-- Instructions for the task --
Extract all lines from the data beneath that include the word "detector".

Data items
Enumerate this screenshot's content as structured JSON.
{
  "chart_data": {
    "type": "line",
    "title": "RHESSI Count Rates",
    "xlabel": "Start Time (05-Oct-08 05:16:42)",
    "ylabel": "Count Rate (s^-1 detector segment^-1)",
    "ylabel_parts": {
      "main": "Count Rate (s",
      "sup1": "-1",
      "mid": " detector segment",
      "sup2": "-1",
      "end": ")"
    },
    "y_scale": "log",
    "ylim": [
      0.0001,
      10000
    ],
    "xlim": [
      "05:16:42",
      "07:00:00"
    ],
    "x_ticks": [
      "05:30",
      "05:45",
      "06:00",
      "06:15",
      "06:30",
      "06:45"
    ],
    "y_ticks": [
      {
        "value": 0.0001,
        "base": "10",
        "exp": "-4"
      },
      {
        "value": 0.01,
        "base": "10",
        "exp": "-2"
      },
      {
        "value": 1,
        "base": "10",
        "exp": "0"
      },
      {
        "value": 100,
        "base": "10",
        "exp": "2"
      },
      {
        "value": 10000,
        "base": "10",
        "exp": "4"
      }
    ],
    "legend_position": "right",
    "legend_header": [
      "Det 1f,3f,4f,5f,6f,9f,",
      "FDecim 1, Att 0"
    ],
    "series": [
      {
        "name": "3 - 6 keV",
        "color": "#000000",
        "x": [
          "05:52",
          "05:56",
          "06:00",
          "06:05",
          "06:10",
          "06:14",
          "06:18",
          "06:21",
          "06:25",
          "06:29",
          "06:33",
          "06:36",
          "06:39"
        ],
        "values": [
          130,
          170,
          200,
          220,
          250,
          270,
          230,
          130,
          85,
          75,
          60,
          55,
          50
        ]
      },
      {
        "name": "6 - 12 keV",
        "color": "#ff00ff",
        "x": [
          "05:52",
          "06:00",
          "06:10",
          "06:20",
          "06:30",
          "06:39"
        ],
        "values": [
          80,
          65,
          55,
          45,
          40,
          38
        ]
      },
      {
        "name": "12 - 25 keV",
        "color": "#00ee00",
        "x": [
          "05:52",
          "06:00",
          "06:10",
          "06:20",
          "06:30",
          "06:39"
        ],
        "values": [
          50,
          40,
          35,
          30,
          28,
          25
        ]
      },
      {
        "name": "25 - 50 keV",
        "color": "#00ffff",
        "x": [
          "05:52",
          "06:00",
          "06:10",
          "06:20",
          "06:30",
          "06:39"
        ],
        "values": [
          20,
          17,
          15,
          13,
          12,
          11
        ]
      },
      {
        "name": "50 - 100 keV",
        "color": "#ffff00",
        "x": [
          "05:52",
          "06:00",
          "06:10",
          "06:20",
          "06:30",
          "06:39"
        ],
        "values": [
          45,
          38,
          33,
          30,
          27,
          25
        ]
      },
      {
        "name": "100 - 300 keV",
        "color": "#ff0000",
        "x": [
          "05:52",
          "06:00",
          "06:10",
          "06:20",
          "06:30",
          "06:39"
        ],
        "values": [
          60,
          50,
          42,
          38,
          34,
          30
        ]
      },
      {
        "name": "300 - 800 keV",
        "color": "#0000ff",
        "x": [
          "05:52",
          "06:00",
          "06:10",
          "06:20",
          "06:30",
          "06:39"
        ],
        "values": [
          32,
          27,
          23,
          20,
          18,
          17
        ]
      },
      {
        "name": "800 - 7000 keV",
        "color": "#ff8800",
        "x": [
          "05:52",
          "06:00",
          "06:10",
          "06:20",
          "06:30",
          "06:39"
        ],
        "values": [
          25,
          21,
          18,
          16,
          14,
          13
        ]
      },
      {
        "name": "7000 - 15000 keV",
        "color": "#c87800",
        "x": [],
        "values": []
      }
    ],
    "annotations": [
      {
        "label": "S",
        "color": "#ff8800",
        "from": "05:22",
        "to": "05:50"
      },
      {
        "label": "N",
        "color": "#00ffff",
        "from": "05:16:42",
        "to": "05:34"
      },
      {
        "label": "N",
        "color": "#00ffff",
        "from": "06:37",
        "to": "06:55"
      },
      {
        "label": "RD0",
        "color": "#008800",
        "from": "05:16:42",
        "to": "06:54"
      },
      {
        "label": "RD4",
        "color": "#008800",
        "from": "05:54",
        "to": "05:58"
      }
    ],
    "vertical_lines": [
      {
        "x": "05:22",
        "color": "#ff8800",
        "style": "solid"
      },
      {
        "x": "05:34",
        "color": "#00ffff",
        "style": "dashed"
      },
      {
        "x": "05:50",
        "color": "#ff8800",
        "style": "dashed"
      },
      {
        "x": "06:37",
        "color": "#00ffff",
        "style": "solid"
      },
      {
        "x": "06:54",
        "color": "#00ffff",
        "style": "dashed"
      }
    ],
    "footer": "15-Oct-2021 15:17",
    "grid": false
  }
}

-- Exercise response --
    "ylabel": "Count Rate (s^-1 detector segment^-1)",
      "mid": " detector segment",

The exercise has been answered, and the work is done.